Report each line of the data that includes the word "title".

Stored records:
◇ ◇ ◇ ◇ ◇ ◇ ◇

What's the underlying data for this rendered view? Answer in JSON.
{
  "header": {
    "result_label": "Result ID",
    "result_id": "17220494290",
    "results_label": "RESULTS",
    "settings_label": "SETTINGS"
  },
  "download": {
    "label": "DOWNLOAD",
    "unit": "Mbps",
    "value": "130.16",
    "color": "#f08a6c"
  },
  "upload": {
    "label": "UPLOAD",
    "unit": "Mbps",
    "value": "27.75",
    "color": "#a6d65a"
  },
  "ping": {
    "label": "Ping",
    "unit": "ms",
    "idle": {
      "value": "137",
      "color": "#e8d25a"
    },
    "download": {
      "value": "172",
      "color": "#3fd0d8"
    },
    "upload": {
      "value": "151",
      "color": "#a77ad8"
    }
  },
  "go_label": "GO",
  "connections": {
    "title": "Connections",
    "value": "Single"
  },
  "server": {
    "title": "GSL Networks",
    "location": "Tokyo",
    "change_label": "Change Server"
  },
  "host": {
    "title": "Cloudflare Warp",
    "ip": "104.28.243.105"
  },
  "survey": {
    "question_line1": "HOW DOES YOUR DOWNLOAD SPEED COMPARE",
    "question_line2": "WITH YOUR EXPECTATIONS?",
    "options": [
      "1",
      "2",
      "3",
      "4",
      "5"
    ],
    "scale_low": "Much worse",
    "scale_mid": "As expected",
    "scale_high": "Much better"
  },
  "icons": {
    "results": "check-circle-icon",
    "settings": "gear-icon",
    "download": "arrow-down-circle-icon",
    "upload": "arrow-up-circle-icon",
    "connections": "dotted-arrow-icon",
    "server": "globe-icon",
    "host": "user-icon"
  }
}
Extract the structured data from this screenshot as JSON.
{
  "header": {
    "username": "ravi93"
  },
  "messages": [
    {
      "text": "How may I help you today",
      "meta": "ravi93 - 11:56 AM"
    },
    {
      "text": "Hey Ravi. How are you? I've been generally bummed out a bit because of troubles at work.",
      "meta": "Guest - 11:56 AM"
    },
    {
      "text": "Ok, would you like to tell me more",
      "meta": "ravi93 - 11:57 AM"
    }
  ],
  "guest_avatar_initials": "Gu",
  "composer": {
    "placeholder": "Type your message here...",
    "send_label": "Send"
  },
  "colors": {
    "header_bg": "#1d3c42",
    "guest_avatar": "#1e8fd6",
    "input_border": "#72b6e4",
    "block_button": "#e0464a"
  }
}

◇ ◇ ◇ ◇ ◇ ◇ ◇

◆ **SOLUTION FOR THIS TASK**
    "title": "Connections",
    "title": "GSL Networks",
    "title": "Cloudflare Warp",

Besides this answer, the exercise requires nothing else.